Texto para leer:
►

Editorial
Como ayer en este mismo espacio se supuso que sucedería, los cancilleres de Ecuador, Ricardo Patiño y su homólogo de Gran Bretaña, William Hague, después de haberse entrevistado durante 45 minutos, no llegaron a ningún acuerdo real con relación a Julián Assange.
Aunque ciertamente que se habló de formar una “comisión” que estudie el caso; por lo que el australiano fundador de Wikileaks, quien hoy cumple un año de haber pedido asilo, permanecerá todavía refugiado en la Embajada ecuatoriana de Londres por algún tiempo.
Pero desde la misma GB, en Belfast, donde se han reunido los integrantes del G-8, el tema de Siria ha sido preponderante en sus pláticas y ha dividido radicalmente las opiniones.
Unos, los Halcones, quieren apoyar una solución ¡enviando armas! y queriendo establecer una zona de exclusión aérea que les permita bombardear las Ciudades de la milenaria Siria; y otros, léase Rusia, se oponen a ello, pero también envían armas estratégicas -baterías de misiles aéreos- al Gobierno de Bashar Al Assad para impedir los deseados bombardeos.
Siendo lo más significativo del caso, que en las “negociaciones” de paz no han sido invitadas las partes beligerantes; pero los sentados la mesa están muy preocupados y quieren solucionar el problema enviando armas.
Cuando la solución sería precisamente no enviarlas y dejar que los sirios se las arreglaran solos. Pero como por todos es sabido que los “opositores” son terroristas mercenarios que fueron contratados por los propios Halcones, estos quieren, a como dé lugar, derrocar al régimen alawita.
Se anticipa que no habrá zona de exclusión aérea y que no llegarán a ningún acuerdo; por lo que continuará el innecesario derrame de sangre.
Y volviendo con el espionaje, que también fue revelado por el diario "The Guardian” quien publicó que la propia GB espió a los integrantes del G-20, ¡todo un escándalo!

◄

Datos registrados:

►

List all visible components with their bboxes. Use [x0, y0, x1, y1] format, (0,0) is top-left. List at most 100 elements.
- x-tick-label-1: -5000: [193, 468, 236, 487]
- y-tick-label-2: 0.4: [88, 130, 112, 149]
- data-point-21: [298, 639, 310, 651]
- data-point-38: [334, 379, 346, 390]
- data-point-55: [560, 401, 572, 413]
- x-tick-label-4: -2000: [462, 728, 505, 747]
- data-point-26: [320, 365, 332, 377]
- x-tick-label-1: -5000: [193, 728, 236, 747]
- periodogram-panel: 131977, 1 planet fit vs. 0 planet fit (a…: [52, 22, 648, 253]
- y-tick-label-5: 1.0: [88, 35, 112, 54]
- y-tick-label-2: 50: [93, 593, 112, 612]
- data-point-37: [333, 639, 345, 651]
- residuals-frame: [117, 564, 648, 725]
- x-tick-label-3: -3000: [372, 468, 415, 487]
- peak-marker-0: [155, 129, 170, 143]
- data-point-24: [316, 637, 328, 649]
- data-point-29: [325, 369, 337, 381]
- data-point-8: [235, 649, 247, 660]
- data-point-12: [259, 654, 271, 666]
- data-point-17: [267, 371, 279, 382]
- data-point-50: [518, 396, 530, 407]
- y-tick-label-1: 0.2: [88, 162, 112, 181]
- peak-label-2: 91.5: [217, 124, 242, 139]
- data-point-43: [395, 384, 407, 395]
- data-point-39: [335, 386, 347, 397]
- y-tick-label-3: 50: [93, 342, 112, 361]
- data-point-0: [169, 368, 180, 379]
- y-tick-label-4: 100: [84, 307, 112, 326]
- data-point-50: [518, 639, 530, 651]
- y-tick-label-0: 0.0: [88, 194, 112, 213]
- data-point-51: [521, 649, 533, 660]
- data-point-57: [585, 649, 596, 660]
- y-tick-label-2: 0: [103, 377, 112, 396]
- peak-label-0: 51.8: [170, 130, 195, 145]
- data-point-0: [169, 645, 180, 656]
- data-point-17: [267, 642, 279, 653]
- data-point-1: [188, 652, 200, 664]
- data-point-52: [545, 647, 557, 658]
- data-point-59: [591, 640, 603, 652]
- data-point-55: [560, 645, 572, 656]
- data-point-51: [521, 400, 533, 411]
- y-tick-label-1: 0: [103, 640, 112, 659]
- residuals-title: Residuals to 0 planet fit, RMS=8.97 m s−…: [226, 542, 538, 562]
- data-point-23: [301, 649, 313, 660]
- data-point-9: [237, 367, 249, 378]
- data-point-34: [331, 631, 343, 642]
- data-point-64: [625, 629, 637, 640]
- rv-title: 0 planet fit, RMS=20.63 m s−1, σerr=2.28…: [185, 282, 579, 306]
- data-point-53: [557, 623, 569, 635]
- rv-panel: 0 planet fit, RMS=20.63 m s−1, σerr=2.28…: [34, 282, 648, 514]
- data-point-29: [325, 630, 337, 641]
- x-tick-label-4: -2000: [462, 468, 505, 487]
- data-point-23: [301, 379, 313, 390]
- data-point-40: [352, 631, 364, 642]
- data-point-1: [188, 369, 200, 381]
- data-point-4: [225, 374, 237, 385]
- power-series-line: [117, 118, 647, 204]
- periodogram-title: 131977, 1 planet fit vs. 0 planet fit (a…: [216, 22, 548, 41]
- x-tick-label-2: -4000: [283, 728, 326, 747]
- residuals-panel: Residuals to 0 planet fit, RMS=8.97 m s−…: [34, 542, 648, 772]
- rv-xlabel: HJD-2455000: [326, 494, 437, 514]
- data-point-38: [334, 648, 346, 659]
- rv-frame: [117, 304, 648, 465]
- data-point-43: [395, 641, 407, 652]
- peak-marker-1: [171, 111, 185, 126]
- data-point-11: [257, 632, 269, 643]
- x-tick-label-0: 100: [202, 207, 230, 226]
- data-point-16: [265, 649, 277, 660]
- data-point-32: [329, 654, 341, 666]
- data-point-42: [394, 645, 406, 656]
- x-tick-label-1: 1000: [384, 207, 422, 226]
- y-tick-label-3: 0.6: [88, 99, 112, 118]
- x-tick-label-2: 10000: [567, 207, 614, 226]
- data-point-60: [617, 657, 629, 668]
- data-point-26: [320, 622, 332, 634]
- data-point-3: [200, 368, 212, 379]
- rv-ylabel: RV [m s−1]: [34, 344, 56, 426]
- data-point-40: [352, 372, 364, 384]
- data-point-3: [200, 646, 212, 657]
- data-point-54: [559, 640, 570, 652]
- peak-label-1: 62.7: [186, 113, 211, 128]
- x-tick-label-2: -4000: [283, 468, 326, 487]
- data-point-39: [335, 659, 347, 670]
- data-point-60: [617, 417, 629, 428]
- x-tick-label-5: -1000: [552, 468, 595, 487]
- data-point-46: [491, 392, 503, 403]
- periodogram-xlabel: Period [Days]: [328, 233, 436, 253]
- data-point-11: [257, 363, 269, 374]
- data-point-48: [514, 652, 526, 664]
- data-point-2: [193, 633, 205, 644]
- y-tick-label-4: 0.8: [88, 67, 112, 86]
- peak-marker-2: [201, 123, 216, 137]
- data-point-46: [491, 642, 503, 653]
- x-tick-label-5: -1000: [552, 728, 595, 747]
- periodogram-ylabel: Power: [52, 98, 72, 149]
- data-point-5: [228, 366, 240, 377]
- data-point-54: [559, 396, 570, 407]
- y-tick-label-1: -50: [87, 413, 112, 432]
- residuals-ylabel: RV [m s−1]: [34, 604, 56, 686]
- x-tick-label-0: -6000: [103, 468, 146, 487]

◄

Lo que harás:
1. Según el editorial, ¿cuánto tiempo estuvieron reunidos los cancilleres de Ecuador y de Gran Bretaña?
2. Anota sin cambiar nada el trozo del editorial que empieza con "Unos, los Halcones, quieren" y sigue hasta "al régimen alawita.".

Respuestas:
1. 45 minutos.

2.
Unos, los Halcones, quieren apoyar una solución ¡enviando armas! y queriendo establecer una zona de exclusión aérea que les permita bombardear las Ciudades de la milenaria Siria; y otros, léase Rusia, se oponen a ello, pero también envían armas estratégicas -baterías de misiles aéreos- al Gobierno de Bashar Al Assad para impedir los deseados bombardeos.
Siendo lo más significativo del caso, que en las “negociaciones” de paz no han sido invitadas las partes beligerantes; pero los sentados la mesa están muy preocupados y quieren solucionar el problema enviando armas.
Cuando la solución sería precisamente no enviarlas y dejar que los sirios se las arreglaran solos. Pero como por todos es sabido que los “opositores” son terroristas mercenarios que fueron contratados por los propios Halcones, estos quieren, a como dé lugar, derrocar al régimen alawita.